┌──
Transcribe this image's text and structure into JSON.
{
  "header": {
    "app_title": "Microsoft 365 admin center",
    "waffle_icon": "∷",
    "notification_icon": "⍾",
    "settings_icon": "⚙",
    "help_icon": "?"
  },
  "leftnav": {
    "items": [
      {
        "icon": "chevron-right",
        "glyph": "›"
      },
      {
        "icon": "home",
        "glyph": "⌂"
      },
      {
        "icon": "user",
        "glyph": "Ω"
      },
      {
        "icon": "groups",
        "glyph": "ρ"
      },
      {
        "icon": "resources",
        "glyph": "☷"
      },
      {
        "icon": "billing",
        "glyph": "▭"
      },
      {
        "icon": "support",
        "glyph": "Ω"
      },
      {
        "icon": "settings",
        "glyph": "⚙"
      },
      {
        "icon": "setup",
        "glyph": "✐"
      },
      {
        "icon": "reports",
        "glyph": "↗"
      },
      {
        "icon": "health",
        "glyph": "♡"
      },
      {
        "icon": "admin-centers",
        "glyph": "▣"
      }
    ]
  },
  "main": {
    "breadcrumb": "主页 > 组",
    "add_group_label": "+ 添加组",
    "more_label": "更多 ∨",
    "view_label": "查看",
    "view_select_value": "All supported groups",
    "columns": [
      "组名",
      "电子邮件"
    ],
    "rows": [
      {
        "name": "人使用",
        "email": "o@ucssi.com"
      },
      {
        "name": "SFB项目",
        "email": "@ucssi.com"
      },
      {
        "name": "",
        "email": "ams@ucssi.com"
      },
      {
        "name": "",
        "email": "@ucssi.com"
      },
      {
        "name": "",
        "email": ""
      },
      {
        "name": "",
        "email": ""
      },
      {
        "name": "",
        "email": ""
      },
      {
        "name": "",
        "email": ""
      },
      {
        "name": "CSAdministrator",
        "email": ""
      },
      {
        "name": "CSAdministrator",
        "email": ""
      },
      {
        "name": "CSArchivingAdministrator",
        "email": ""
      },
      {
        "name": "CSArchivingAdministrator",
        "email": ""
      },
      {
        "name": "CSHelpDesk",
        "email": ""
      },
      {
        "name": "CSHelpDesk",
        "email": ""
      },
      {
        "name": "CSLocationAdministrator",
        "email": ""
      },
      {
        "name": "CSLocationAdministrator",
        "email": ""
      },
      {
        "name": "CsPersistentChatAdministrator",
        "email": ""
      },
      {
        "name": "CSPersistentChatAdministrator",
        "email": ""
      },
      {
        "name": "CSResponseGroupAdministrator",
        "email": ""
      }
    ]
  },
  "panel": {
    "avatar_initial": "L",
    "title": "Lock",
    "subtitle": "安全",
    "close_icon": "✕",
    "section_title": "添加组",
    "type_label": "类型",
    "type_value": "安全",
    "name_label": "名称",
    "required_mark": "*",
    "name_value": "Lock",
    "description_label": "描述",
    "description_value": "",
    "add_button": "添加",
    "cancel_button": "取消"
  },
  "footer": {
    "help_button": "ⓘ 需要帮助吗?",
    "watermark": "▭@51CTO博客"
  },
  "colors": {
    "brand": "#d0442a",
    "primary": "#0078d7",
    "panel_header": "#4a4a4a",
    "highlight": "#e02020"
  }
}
└──
• _Description of the task_: Using the listing, collect all lines in which the string "glyph" is found.

• _Exercise answer_:
        "glyph": "›"
        "glyph": "⌂"
        "glyph": "Ω"
        "glyph": "ρ"
        "glyph": "☷"
        "glyph": "▭"
        "glyph": "Ω"
        "glyph": "⚙"
        "glyph": "✐"
        "glyph": "↗"
        "glyph": "♡"
        "glyph": "▣"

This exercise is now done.